TASK DETAILS:
Wherever the word "ASHURST" turns up in a line of the entries, copy that line.

MATERIAL SHOWN:
----------------------------------------

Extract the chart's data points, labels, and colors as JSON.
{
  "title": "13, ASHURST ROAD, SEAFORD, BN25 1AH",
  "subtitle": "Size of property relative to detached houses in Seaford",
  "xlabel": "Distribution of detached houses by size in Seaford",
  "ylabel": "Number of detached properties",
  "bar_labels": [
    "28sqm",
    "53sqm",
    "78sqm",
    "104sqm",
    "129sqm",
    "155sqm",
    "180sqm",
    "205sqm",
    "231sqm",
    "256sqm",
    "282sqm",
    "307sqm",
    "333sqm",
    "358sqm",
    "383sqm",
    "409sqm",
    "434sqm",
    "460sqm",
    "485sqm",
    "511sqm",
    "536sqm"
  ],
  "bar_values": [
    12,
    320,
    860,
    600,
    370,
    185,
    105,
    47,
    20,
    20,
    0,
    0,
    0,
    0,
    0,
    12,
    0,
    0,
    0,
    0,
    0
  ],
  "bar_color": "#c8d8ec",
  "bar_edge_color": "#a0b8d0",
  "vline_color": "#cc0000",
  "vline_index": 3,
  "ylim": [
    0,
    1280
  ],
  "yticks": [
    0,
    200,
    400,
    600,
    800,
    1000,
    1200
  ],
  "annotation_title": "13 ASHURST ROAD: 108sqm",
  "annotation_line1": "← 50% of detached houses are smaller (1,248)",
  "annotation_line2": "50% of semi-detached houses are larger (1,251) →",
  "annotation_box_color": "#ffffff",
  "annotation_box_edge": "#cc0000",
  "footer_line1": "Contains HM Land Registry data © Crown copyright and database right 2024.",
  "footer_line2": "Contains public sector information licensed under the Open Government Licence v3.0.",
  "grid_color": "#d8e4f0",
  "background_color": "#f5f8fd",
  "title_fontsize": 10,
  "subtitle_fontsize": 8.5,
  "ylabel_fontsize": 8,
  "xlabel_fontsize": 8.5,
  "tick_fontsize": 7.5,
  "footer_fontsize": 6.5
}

----------------------------------------

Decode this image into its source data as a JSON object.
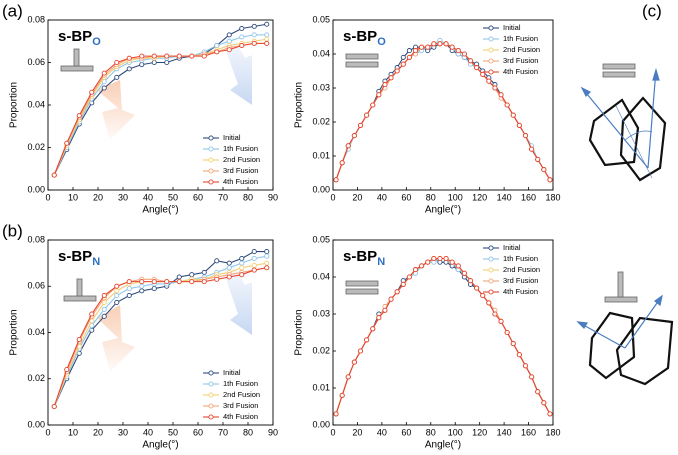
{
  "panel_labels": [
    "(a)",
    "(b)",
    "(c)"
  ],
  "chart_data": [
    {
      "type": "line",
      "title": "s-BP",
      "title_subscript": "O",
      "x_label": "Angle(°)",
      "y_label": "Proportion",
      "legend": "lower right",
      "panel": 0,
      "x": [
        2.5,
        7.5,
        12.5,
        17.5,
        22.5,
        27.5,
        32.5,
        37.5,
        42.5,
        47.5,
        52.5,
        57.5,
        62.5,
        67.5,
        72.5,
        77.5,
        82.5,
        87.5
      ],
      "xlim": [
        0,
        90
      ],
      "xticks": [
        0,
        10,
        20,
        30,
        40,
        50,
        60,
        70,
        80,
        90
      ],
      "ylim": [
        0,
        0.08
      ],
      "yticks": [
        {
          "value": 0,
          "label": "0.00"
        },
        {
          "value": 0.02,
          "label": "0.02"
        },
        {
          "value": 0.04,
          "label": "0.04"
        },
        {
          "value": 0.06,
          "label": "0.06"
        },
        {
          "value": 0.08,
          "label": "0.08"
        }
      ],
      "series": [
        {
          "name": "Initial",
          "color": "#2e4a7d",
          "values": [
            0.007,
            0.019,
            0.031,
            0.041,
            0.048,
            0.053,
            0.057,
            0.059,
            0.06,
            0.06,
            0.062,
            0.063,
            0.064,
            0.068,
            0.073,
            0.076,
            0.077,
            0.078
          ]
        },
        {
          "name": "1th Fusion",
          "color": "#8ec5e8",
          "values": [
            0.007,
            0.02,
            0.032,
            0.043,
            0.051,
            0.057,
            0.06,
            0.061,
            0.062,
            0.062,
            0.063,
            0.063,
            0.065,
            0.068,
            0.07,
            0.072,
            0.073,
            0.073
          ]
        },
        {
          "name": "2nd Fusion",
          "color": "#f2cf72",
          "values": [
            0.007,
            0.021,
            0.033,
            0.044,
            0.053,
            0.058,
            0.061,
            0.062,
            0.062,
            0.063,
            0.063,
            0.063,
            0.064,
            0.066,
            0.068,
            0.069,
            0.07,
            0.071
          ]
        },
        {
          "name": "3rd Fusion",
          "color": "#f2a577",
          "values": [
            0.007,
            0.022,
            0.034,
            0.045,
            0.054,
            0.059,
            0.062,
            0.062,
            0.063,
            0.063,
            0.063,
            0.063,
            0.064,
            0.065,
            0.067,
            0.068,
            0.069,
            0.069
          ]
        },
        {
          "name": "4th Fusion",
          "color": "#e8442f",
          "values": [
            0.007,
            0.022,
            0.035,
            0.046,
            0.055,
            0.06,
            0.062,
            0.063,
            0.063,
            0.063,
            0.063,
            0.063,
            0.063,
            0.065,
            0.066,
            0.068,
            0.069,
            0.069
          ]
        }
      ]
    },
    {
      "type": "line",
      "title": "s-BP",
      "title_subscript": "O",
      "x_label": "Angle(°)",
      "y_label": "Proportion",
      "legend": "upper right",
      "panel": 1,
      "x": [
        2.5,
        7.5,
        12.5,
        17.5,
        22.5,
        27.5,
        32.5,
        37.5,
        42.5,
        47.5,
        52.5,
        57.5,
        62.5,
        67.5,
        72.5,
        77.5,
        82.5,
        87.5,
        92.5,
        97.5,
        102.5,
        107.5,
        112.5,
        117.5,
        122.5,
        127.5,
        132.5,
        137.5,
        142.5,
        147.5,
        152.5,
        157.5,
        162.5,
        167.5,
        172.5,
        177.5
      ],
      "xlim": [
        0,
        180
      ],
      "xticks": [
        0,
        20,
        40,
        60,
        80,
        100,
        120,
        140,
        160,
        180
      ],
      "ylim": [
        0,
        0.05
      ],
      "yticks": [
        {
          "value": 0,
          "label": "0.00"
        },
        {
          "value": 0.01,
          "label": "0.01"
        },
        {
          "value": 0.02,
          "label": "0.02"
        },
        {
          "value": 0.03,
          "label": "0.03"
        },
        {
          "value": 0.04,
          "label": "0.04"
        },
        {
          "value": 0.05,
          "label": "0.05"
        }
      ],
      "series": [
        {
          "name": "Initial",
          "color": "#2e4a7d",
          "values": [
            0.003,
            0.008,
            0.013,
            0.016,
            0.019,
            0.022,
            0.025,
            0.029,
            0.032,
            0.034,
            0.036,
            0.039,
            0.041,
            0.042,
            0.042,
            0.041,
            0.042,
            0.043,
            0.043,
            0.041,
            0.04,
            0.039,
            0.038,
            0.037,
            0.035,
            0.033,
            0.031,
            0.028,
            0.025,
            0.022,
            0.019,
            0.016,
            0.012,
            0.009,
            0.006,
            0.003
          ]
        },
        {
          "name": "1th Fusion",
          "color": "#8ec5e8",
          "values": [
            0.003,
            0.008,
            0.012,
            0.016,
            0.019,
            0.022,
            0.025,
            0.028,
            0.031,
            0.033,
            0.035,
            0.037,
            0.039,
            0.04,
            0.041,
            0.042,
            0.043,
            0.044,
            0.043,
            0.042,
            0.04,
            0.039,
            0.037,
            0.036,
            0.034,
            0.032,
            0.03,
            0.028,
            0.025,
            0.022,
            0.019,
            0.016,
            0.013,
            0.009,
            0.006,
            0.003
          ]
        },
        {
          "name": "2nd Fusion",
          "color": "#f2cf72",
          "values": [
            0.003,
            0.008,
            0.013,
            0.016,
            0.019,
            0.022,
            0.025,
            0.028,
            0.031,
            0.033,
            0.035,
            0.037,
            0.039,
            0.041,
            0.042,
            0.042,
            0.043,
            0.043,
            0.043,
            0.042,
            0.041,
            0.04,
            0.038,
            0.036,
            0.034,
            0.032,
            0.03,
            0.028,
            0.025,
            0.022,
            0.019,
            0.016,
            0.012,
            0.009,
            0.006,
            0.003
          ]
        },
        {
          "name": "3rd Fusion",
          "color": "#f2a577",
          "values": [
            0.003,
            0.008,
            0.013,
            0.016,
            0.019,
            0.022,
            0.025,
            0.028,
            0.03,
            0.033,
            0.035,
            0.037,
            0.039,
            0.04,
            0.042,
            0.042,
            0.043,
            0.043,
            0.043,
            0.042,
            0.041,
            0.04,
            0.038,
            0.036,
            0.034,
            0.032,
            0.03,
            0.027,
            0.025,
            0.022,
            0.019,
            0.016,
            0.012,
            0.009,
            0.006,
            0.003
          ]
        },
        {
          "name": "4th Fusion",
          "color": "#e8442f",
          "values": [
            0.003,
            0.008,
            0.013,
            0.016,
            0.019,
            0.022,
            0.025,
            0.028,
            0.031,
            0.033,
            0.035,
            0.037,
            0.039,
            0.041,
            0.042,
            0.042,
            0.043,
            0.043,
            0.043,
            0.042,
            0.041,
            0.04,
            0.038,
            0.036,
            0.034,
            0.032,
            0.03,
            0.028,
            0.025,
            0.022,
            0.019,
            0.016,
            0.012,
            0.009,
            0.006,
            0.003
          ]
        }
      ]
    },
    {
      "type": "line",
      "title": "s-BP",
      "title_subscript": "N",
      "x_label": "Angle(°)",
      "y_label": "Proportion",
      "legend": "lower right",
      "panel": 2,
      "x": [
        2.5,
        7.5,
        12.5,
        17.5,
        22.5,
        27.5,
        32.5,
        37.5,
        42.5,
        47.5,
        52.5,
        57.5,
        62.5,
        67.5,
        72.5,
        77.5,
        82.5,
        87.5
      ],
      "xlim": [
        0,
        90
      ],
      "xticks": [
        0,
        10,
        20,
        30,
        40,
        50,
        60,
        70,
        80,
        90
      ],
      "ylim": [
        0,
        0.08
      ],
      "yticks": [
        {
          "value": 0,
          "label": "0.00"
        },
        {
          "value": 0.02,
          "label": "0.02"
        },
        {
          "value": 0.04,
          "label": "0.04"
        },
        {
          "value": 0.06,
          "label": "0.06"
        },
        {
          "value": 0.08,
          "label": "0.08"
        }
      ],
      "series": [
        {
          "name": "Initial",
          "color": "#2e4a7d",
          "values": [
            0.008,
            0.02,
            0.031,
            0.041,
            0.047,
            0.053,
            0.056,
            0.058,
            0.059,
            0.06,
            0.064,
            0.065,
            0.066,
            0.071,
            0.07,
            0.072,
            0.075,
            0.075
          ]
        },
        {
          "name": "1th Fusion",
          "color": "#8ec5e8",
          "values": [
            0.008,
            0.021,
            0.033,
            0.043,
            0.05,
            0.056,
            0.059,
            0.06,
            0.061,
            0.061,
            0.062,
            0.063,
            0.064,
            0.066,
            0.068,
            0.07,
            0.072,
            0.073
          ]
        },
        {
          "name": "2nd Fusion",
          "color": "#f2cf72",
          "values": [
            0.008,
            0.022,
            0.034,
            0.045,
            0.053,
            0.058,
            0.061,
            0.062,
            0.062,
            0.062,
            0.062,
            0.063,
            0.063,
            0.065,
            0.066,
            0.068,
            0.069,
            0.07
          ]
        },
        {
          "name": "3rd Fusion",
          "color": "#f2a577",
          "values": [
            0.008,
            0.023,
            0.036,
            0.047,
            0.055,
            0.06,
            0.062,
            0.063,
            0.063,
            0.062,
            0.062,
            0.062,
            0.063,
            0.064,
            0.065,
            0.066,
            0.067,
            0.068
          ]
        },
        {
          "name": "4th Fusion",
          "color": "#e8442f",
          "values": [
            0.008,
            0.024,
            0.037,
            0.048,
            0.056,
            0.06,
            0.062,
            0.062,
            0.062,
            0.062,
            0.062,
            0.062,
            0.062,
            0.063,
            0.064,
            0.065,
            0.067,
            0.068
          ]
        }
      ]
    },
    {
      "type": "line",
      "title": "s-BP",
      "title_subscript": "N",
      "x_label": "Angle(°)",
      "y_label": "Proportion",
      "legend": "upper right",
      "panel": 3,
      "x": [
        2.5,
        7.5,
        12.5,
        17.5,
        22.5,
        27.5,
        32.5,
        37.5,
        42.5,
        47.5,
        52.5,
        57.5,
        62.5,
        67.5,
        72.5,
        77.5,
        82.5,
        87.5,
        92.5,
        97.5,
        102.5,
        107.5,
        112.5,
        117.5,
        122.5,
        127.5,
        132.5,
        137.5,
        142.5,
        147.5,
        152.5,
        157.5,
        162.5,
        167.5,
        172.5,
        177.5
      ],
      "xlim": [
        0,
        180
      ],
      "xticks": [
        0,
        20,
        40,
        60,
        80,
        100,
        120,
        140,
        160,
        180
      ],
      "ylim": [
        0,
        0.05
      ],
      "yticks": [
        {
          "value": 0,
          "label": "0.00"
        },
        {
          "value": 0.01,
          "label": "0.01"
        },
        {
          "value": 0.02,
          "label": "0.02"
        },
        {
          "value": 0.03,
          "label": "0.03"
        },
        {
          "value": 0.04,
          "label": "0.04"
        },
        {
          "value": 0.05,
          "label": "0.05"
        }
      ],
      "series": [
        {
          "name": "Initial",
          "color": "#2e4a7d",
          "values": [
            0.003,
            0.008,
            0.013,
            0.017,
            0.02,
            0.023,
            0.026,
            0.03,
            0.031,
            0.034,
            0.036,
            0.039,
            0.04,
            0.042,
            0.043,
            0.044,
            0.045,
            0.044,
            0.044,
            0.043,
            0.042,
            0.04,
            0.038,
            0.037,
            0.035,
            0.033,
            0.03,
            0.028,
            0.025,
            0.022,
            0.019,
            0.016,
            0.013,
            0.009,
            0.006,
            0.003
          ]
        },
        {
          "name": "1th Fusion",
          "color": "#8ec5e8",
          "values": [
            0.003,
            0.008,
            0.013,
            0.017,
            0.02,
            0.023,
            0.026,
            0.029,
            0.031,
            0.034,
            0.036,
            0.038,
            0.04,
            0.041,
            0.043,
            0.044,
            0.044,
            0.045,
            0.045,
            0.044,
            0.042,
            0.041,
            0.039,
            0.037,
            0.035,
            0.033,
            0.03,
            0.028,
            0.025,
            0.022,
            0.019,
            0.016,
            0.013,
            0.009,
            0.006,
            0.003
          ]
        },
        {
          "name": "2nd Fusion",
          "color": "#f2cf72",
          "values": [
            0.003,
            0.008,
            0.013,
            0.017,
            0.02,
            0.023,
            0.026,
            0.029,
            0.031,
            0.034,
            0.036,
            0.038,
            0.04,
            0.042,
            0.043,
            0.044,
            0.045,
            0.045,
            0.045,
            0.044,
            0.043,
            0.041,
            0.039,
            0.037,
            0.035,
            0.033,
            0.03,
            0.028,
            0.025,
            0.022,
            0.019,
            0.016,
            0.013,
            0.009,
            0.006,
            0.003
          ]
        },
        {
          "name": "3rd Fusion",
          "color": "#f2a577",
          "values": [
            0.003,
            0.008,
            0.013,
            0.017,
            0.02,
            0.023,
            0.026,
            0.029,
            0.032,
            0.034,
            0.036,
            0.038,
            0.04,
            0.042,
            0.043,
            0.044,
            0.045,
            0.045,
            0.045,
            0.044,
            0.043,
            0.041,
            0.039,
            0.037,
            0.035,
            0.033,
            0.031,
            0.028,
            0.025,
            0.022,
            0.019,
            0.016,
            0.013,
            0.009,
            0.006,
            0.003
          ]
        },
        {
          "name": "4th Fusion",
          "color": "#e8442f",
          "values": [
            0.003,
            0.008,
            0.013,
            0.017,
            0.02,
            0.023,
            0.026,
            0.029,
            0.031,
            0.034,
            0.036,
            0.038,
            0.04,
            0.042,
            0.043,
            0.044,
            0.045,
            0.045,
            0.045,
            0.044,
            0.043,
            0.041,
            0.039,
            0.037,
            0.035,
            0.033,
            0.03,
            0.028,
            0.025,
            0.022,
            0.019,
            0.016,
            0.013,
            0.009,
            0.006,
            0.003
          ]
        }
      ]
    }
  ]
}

----------------------------------------

WRITTEN SOLUTION:
  "title": "13, ASHURST ROAD, SEAFORD, BN25 1AH",
  "annotation_title": "13 ASHURST ROAD: 108sqm",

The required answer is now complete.